• **Task prompt**: Examine the material below and count the lines that hold the word "color". Report only the number.

Data items:
● ● ● ●

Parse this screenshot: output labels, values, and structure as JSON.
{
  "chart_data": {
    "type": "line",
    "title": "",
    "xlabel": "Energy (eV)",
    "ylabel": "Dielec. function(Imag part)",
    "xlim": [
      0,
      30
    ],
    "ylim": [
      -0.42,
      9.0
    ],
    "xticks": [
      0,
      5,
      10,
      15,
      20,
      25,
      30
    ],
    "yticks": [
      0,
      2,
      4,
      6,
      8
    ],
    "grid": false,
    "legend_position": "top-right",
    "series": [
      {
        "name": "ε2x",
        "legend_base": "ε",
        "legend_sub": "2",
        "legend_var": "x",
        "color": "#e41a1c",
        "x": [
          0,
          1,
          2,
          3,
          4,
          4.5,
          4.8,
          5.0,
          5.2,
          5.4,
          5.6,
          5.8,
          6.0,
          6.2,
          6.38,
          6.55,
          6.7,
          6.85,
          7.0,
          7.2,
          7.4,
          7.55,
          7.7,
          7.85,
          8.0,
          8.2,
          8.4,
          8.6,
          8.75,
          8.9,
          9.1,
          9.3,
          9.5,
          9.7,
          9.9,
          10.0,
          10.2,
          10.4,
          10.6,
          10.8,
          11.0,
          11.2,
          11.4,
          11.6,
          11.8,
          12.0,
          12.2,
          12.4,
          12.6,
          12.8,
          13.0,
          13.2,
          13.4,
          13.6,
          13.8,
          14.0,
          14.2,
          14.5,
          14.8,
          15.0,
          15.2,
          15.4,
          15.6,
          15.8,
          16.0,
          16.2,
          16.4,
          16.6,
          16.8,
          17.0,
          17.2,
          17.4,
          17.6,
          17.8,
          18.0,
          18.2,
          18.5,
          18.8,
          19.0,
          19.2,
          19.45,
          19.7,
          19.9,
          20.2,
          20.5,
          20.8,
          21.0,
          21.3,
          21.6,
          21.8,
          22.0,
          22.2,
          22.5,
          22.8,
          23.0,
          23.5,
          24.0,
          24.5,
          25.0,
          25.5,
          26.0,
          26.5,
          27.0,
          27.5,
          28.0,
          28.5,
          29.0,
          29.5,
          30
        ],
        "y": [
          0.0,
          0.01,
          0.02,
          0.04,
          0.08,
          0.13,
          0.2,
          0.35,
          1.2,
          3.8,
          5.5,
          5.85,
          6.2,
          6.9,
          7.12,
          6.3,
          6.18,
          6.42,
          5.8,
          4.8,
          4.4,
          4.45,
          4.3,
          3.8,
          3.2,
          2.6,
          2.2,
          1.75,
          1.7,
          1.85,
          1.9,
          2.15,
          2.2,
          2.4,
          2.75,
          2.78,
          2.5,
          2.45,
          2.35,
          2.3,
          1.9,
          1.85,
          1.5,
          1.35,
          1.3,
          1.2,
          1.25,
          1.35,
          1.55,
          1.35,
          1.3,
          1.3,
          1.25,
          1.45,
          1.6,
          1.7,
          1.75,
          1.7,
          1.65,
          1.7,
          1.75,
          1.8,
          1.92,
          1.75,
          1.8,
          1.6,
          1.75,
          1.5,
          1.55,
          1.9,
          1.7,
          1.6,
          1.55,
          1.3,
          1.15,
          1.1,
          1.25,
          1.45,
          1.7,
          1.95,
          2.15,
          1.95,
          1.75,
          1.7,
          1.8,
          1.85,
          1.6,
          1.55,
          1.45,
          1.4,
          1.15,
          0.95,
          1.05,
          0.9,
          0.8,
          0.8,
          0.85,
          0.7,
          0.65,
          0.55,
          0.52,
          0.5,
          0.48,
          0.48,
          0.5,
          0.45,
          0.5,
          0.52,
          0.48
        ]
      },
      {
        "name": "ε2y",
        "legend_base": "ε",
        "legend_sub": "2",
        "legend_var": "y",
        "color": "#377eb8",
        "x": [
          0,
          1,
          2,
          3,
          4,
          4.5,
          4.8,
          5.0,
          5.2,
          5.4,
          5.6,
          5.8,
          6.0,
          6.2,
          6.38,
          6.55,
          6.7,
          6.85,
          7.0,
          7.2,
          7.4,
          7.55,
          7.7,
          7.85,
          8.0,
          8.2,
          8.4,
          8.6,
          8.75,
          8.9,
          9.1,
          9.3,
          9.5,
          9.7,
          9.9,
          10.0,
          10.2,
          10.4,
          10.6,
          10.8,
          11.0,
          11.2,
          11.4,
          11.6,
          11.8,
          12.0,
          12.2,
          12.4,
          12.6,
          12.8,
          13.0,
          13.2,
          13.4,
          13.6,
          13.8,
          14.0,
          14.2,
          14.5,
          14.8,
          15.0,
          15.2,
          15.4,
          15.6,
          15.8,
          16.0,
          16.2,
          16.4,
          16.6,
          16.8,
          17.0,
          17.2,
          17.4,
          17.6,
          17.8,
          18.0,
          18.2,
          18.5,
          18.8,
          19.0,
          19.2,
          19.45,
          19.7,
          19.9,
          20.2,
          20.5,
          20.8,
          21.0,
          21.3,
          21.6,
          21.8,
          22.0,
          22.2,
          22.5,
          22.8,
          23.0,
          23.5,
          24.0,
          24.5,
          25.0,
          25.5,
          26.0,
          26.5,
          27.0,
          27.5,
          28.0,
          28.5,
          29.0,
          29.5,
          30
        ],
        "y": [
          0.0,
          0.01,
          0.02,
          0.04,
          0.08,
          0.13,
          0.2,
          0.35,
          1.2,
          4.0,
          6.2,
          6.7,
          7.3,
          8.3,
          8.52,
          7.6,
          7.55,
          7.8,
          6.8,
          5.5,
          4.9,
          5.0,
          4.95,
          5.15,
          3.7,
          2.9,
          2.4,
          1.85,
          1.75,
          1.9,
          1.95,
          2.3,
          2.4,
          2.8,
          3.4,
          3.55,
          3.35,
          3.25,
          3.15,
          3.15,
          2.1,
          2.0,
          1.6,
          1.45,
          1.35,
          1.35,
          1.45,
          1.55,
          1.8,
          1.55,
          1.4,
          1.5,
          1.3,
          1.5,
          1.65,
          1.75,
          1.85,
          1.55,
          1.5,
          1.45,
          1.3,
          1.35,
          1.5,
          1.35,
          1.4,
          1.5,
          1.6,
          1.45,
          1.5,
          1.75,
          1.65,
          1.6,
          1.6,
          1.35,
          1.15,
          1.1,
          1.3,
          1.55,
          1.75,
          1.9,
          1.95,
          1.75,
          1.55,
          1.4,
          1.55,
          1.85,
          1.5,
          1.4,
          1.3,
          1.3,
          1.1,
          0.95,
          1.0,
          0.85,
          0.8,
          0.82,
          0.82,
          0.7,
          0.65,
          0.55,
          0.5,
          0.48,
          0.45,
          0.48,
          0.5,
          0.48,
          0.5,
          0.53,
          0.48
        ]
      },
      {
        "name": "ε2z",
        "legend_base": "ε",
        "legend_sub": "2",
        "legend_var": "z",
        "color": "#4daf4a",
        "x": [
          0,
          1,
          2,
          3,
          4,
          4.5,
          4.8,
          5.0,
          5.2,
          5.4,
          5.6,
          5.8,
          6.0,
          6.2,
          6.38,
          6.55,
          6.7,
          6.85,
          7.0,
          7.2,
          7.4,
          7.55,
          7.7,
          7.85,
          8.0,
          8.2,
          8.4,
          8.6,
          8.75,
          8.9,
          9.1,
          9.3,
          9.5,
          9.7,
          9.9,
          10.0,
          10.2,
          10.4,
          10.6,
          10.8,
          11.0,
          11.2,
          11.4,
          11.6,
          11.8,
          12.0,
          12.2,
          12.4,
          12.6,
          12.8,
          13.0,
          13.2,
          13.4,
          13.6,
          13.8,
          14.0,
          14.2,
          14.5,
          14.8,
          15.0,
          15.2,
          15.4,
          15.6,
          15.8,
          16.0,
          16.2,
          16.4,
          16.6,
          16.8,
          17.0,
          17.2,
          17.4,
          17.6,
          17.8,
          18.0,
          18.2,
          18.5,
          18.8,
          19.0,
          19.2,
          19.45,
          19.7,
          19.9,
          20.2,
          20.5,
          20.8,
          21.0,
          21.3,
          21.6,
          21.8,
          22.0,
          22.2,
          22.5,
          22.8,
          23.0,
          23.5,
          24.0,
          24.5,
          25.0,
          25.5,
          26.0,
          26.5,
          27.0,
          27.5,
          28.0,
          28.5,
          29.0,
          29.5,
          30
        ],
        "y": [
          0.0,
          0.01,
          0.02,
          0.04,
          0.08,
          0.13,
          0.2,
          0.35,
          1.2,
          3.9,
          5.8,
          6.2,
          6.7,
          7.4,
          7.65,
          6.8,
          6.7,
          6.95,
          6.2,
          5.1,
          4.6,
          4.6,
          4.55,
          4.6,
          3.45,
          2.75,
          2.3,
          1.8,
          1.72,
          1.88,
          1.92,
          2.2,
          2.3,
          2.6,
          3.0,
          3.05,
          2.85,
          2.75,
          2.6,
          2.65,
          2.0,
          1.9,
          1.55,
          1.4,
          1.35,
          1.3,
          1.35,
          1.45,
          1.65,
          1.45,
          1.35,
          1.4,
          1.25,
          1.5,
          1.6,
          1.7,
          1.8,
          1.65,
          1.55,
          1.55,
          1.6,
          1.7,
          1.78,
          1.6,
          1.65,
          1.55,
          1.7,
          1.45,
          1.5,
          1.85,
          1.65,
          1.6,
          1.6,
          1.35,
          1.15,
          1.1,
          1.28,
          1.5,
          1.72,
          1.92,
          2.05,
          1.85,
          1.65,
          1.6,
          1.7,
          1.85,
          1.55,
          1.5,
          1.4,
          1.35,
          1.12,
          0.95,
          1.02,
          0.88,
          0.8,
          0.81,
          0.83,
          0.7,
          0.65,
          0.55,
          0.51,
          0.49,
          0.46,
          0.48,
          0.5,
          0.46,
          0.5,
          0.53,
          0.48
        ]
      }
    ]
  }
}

● ● ● ●

• **Final result**: 3